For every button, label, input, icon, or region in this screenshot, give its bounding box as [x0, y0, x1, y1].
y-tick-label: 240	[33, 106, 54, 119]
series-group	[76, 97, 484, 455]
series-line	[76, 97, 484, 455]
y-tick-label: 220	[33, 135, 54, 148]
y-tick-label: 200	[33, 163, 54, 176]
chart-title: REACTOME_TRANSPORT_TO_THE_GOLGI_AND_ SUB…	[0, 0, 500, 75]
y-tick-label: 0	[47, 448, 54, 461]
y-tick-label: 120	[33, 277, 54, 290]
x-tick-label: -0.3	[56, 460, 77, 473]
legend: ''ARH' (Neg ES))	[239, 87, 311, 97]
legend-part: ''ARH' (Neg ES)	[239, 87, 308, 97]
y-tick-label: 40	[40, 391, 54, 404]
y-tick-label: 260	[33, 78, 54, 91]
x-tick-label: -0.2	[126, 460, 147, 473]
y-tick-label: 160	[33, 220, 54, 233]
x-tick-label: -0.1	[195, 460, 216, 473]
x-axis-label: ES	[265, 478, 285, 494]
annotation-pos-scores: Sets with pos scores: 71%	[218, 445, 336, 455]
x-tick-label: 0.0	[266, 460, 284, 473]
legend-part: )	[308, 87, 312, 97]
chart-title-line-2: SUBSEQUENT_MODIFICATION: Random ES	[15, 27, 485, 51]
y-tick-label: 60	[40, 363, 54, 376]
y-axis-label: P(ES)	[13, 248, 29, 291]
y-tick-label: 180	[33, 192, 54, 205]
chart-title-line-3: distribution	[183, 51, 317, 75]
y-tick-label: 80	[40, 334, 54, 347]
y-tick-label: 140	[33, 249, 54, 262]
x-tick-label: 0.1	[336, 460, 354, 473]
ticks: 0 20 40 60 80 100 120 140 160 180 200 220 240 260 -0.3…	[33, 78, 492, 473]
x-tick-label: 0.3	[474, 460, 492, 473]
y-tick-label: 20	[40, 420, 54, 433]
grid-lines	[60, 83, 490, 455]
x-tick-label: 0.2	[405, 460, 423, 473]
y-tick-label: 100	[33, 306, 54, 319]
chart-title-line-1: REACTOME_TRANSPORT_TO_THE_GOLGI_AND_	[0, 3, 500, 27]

+===+

Print every line above verbatim, from the first to the last.

For every button, label, input, icon, or region in this screenshot, give its bounding box as [x0, y0, x1, y1].
y-tick-label: 240	[33, 106, 54, 119]
series-group	[76, 97, 484, 455]
series-line	[76, 97, 484, 455]
y-tick-label: 220	[33, 135, 54, 148]
y-tick-label: 200	[33, 163, 54, 176]
chart-title: REACTOME_TRANSPORT_TO_THE_GOLGI_AND_ SUB…	[0, 0, 500, 75]
y-tick-label: 0	[47, 448, 54, 461]
y-tick-label: 120	[33, 277, 54, 290]
x-tick-label: -0.3	[56, 460, 77, 473]
legend: ''ARH' (Neg ES))	[239, 87, 311, 97]
legend-part: ''ARH' (Neg ES)	[239, 87, 308, 97]
y-tick-label: 40	[40, 391, 54, 404]
y-tick-label: 260	[33, 78, 54, 91]
x-tick-label: -0.2	[126, 460, 147, 473]
y-tick-label: 160	[33, 220, 54, 233]
x-tick-label: -0.1	[195, 460, 216, 473]
x-axis-label: ES	[265, 478, 285, 494]
annotation-pos-scores: Sets with pos scores: 71%	[218, 445, 336, 455]
x-tick-label: 0.0	[266, 460, 284, 473]
legend-part: )	[308, 87, 312, 97]
chart-title-line-2: SUBSEQUENT_MODIFICATION: Random ES	[15, 27, 485, 51]
y-tick-label: 60	[40, 363, 54, 376]
y-axis-label: P(ES)	[13, 248, 29, 291]
y-tick-label: 180	[33, 192, 54, 205]
chart-title-line-3: distribution	[183, 51, 317, 75]
y-tick-label: 80	[40, 334, 54, 347]
y-tick-label: 140	[33, 249, 54, 262]
x-tick-label: 0.1	[336, 460, 354, 473]
ticks: 0 20 40 60 80 100 120 140 160 180 200 220 240 260 -0.3…	[33, 78, 492, 473]
x-tick-label: 0.3	[474, 460, 492, 473]
y-tick-label: 20	[40, 420, 54, 433]
grid-lines	[60, 83, 490, 455]
x-tick-label: 0.2	[405, 460, 423, 473]
y-tick-label: 100	[33, 306, 54, 319]
chart-title-line-1: REACTOME_TRANSPORT_TO_THE_GOLGI_AND_	[0, 3, 500, 27]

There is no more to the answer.